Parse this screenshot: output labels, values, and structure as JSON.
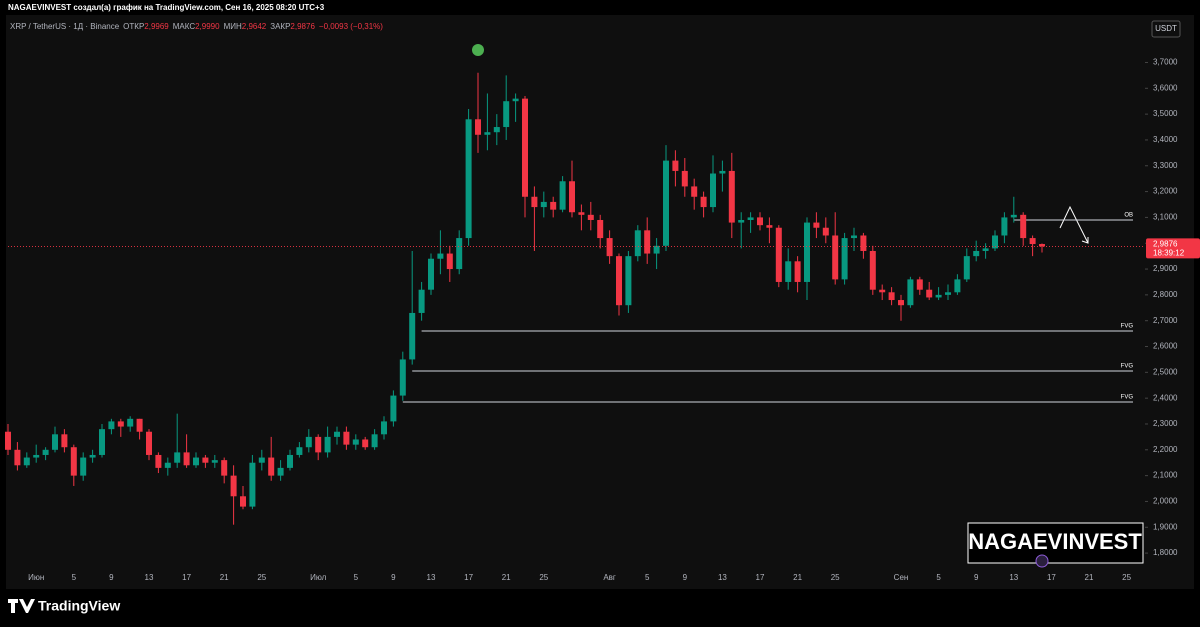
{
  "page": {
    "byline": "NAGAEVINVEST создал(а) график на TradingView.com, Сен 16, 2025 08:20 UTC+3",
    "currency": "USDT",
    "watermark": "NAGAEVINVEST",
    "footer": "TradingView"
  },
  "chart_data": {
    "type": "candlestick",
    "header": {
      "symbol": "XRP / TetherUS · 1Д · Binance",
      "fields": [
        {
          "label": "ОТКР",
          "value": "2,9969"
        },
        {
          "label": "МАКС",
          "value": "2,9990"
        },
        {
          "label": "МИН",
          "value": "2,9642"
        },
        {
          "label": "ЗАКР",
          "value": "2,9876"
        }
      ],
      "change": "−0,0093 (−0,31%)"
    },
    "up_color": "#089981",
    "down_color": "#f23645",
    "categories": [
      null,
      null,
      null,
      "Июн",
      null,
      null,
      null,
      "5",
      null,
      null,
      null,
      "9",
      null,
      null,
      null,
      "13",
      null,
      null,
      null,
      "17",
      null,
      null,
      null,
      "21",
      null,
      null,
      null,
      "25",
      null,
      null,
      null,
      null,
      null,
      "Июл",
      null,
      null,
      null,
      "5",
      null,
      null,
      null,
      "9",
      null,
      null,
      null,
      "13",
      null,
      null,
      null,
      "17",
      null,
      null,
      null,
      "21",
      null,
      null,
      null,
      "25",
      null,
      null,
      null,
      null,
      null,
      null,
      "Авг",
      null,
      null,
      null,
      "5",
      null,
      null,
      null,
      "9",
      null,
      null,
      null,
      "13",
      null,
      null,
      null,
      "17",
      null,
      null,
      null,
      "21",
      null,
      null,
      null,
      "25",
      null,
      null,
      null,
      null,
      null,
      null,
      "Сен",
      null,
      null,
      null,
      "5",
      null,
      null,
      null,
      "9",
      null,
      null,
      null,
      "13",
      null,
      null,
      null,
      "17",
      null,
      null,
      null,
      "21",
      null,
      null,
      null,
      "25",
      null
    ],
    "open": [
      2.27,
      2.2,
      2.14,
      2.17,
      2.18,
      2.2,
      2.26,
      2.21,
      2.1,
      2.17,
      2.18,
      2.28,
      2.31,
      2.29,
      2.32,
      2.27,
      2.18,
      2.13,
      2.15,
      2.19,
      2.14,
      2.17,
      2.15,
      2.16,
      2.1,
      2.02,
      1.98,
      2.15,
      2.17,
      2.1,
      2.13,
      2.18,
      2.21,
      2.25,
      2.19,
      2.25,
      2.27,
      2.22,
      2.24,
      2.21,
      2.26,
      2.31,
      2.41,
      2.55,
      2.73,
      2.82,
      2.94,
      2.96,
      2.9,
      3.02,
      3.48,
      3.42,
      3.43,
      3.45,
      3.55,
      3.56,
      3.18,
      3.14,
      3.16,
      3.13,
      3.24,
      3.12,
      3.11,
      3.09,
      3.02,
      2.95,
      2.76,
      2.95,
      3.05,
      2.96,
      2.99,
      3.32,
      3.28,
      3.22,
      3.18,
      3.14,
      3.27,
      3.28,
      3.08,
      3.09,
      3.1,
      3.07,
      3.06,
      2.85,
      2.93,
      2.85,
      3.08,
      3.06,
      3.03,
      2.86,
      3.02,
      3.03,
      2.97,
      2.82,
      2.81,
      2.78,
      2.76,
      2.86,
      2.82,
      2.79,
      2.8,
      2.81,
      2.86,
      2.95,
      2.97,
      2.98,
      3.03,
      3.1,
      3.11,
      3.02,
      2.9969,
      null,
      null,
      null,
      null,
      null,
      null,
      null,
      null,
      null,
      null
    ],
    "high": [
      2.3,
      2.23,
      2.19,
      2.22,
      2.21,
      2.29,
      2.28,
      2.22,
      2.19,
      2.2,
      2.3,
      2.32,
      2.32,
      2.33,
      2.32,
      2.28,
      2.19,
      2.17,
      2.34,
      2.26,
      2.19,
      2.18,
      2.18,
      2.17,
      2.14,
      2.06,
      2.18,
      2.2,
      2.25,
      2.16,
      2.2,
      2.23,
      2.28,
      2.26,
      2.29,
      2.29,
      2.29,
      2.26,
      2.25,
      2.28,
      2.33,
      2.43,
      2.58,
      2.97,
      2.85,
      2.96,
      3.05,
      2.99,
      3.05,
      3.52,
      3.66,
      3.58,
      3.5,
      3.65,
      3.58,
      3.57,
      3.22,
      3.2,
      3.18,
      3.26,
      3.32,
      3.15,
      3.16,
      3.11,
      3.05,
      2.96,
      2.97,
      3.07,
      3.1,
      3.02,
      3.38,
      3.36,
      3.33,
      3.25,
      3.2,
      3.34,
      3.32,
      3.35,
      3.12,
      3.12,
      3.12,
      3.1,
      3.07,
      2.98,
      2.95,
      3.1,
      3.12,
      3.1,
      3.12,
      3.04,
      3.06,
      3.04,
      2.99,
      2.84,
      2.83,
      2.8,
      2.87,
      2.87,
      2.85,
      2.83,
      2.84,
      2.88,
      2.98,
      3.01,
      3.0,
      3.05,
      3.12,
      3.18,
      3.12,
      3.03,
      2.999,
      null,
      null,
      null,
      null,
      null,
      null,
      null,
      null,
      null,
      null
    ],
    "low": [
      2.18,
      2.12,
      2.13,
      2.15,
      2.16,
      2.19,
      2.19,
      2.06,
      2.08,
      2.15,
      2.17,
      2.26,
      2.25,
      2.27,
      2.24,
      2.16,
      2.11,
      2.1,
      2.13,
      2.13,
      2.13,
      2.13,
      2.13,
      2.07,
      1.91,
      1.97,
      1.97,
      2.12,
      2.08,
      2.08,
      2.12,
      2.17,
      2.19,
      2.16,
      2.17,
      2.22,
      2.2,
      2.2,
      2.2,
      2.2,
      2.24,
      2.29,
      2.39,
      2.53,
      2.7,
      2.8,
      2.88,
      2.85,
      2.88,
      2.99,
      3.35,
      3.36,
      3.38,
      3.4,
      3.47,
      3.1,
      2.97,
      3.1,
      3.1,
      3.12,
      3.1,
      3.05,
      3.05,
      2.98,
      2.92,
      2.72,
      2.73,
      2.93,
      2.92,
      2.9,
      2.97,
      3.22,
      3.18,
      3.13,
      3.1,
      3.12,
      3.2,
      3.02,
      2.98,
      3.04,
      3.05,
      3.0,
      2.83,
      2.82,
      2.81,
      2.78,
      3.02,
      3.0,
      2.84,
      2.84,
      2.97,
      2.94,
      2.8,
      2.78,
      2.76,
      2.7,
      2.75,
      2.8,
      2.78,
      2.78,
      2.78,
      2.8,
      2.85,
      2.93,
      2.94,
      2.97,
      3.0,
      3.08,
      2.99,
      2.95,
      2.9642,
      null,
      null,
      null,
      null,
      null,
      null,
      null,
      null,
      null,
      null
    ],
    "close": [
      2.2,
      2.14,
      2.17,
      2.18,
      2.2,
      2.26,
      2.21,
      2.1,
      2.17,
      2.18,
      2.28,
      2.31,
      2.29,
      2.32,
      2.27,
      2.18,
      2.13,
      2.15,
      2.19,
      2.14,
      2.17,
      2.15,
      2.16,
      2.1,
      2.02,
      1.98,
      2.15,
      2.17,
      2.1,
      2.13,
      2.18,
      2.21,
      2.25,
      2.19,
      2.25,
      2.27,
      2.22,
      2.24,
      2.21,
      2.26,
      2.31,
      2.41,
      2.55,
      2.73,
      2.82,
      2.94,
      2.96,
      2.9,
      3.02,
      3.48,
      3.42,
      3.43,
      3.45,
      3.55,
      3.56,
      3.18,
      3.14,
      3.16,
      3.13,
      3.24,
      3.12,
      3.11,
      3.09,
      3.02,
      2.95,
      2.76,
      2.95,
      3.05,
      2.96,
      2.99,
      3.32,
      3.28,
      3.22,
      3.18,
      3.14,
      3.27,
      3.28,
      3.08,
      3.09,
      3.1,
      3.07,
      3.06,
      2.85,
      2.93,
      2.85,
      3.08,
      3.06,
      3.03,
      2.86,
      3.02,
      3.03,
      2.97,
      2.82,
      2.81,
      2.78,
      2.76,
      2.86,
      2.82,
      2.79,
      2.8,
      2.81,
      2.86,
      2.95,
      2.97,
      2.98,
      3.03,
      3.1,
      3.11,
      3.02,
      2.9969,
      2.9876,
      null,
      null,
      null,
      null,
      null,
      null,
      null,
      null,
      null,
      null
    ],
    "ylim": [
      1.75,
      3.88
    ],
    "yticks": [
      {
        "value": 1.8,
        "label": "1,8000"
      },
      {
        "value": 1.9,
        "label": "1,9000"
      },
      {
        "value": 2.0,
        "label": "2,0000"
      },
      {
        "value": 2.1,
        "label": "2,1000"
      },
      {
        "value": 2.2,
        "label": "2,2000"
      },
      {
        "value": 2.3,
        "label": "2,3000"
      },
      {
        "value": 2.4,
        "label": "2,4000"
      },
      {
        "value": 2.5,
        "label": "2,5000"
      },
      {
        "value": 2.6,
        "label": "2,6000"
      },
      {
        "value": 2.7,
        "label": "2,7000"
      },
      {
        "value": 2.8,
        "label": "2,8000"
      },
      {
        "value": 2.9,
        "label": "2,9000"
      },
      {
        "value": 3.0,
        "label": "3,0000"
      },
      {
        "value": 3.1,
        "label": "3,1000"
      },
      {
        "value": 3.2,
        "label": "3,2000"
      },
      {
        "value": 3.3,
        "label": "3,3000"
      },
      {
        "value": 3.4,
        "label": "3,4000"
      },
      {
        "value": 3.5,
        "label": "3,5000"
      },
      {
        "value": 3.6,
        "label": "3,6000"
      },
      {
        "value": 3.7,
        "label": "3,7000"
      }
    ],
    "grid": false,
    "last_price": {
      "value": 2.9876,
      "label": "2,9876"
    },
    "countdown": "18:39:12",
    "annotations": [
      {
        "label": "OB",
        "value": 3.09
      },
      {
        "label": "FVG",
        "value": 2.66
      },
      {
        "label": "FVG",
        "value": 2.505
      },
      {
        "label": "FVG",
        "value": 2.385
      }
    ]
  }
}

—————

## SHORT PROBLEM
Tally the lines of the data that contain the string "NAGAEVINVEST" and report the total alone.

## COMPLETE ANSWER
2